» Exercise brief: Your task is to print all of the data word for word.

(Records about charts and figures)
— start —

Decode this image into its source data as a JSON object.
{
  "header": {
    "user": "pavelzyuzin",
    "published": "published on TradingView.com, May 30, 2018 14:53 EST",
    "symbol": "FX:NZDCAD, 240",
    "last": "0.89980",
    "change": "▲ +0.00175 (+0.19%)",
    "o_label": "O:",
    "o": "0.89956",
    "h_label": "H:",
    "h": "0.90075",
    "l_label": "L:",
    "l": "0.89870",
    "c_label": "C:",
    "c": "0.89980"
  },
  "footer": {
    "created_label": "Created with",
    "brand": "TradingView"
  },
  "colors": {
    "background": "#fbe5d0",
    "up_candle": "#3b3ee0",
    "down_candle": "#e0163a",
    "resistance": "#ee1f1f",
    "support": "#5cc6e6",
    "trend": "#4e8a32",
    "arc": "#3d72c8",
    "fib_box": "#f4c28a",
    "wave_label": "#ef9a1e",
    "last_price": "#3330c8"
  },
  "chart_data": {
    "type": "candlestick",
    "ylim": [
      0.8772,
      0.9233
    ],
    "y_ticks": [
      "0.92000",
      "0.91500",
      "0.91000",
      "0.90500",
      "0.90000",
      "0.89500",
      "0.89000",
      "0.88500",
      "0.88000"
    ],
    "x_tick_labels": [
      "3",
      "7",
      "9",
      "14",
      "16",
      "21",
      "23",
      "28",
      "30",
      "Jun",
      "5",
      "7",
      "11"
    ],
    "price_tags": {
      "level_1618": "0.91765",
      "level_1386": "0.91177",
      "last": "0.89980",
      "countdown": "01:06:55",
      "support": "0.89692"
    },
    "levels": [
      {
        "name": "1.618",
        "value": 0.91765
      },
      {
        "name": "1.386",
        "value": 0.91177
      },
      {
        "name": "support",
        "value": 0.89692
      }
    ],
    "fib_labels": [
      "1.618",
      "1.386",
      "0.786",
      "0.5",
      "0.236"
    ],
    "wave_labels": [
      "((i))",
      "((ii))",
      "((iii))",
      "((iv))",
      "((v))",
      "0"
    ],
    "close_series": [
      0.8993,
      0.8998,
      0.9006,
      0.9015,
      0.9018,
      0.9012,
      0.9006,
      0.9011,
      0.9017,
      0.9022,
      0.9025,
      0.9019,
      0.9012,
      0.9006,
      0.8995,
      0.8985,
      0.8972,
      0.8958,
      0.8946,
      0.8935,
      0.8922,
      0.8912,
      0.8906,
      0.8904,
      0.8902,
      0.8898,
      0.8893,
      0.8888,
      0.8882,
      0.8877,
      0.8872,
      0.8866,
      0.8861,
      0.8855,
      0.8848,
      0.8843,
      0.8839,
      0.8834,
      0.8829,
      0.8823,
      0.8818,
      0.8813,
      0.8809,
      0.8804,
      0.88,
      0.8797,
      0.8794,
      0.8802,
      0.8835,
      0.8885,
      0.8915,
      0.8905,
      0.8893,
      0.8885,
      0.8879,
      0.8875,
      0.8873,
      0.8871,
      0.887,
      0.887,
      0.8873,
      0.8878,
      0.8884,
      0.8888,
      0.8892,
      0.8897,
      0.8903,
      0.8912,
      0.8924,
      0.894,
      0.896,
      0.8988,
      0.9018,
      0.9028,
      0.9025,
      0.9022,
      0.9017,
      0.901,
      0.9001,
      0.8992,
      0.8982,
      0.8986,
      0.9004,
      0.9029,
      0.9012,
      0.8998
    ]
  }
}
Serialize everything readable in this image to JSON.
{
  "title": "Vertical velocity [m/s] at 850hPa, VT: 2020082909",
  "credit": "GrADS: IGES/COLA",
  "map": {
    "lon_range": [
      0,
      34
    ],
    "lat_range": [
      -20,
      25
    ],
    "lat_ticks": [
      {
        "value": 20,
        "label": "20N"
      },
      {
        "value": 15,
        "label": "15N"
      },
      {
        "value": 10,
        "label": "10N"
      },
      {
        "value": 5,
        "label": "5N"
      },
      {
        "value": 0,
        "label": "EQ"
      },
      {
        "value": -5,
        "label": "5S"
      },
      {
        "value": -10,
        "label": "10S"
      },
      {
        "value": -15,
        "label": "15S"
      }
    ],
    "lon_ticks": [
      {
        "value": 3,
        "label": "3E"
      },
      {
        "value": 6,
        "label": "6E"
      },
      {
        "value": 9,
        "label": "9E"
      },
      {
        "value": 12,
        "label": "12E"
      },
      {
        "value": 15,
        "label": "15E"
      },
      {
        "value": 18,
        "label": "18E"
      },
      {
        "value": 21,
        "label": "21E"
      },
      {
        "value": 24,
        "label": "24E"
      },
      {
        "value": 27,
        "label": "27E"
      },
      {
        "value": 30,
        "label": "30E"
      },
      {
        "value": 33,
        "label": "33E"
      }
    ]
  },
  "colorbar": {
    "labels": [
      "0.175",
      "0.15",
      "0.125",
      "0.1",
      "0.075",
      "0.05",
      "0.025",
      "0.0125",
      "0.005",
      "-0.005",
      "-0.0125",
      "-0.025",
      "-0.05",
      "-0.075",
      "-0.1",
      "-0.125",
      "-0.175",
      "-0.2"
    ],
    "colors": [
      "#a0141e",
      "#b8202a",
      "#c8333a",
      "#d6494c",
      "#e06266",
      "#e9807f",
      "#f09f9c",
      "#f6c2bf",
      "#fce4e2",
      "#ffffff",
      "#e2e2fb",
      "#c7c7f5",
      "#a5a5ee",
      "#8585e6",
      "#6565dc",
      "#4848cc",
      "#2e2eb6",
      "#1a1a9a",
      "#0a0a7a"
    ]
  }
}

— end —

» Solution to the problem:
Decode this image into its source data as a JSON object.
{
  "header": {
    "user": "pavelzyuzin",
    "published": "published on TradingView.com, May 30, 2018 14:53 EST",
    "symbol": "FX:NZDCAD, 240",
    "last": "0.89980",
    "change": "▲ +0.00175 (+0.19%)",
    "o_label": "O:",
    "o": "0.89956",
    "h_label": "H:",
    "h": "0.90075",
    "l_label": "L:",
    "l": "0.89870",
    "c_label": "C:",
    "c": "0.89980"
  },
  "footer": {
    "created_label": "Created with",
    "brand": "TradingView"
  },
  "colors": {
    "background": "#fbe5d0",
    "up_candle": "#3b3ee0",
    "down_candle": "#e0163a",
    "resistance": "#ee1f1f",
    "support": "#5cc6e6",
    "trend": "#4e8a32",
    "arc": "#3d72c8",
    "fib_box": "#f4c28a",
    "wave_label": "#ef9a1e",
    "last_price": "#3330c8"
  },
  "chart_data": {
    "type": "candlestick",
    "ylim": [
      0.8772,
      0.9233
    ],
    "y_ticks": [
      "0.92000",
      "0.91500",
      "0.91000",
      "0.90500",
      "0.90000",
      "0.89500",
      "0.89000",
      "0.88500",
      "0.88000"
    ],
    "x_tick_labels": [
      "3",
      "7",
      "9",
      "14",
      "16",
      "21",
      "23",
      "28",
      "30",
      "Jun",
      "5",
      "7",
      "11"
    ],
    "price_tags": {
      "level_1618": "0.91765",
      "level_1386": "0.91177",
      "last": "0.89980",
      "countdown": "01:06:55",
      "support": "0.89692"
    },
    "levels": [
      {
        "name": "1.618",
        "value": 0.91765
      },
      {
        "name": "1.386",
        "value": 0.91177
      },
      {
        "name": "support",
        "value": 0.89692
      }
    ],
    "fib_labels": [
      "1.618",
      "1.386",
      "0.786",
      "0.5",
      "0.236"
    ],
    "wave_labels": [
      "((i))",
      "((ii))",
      "((iii))",
      "((iv))",
      "((v))",
      "0"
    ],
    "close_series": [
      0.8993,
      0.8998,
      0.9006,
      0.9015,
      0.9018,
      0.9012,
      0.9006,
      0.9011,
      0.9017,
      0.9022,
      0.9025,
      0.9019,
      0.9012,
      0.9006,
      0.8995,
      0.8985,
      0.8972,
      0.8958,
      0.8946,
      0.8935,
      0.8922,
      0.8912,
      0.8906,
      0.8904,
      0.8902,
      0.8898,
      0.8893,
      0.8888,
      0.8882,
      0.8877,
      0.8872,
      0.8866,
      0.8861,
      0.8855,
      0.8848,
      0.8843,
      0.8839,
      0.8834,
      0.8829,
      0.8823,
      0.8818,
      0.8813,
      0.8809,
      0.8804,
      0.88,
      0.8797,
      0.8794,
      0.8802,
      0.8835,
      0.8885,
      0.8915,
      0.8905,
      0.8893,
      0.8885,
      0.8879,
      0.8875,
      0.8873,
      0.8871,
      0.887,
      0.887,
      0.8873,
      0.8878,
      0.8884,
      0.8888,
      0.8892,
      0.8897,
      0.8903,
      0.8912,
      0.8924,
      0.894,
      0.896,
      0.8988,
      0.9018,
      0.9028,
      0.9025,
      0.9022,
      0.9017,
      0.901,
      0.9001,
      0.8992,
      0.8982,
      0.8986,
      0.9004,
      0.9029,
      0.9012,
      0.8998
    ]
  }
}
Serialize everything readable in this image to JSON.
{
  "title": "Vertical velocity [m/s] at 850hPa, VT: 2020082909",
  "credit": "GrADS: IGES/COLA",
  "map": {
    "lon_range": [
      0,
      34
    ],
    "lat_range": [
      -20,
      25
    ],
    "lat_ticks": [
      {
        "value": 20,
        "label": "20N"
      },
      {
        "value": 15,
        "label": "15N"
      },
      {
        "value": 10,
        "label": "10N"
      },
      {
        "value": 5,
        "label": "5N"
      },
      {
        "value": 0,
        "label": "EQ"
      },
      {
        "value": -5,
        "label": "5S"
      },
      {
        "value": -10,
        "label": "10S"
      },
      {
        "value": -15,
        "label": "15S"
      }
    ],
    "lon_ticks": [
      {
        "value": 3,
        "label": "3E"
      },
      {
        "value": 6,
        "label": "6E"
      },
      {
        "value": 9,
        "label": "9E"
      },
      {
        "value": 12,
        "label": "12E"
      },
      {
        "value": 15,
        "label": "15E"
      },
      {
        "value": 18,
        "label": "18E"
      },
      {
        "value": 21,
        "label": "21E"
      },
      {
        "value": 24,
        "label": "24E"
      },
      {
        "value": 27,
        "label": "27E"
      },
      {
        "value": 30,
        "label": "30E"
      },
      {
        "value": 33,
        "label": "33E"
      }
    ]
  },
  "colorbar": {
    "labels": [
      "0.175",
      "0.15",
      "0.125",
      "0.1",
      "0.075",
      "0.05",
      "0.025",
      "0.0125",
      "0.005",
      "-0.005",
      "-0.0125",
      "-0.025",
      "-0.05",
      "-0.075",
      "-0.1",
      "-0.125",
      "-0.175",
      "-0.2"
    ],
    "colors": [
      "#a0141e",
      "#b8202a",
      "#c8333a",
      "#d6494c",
      "#e06266",
      "#e9807f",
      "#f09f9c",
      "#f6c2bf",
      "#fce4e2",
      "#ffffff",
      "#e2e2fb",
      "#c7c7f5",
      "#a5a5ee",
      "#8585e6",
      "#6565dc",
      "#4848cc",
      "#2e2eb6",
      "#1a1a9a",
      "#0a0a7a"
    ]
  }
}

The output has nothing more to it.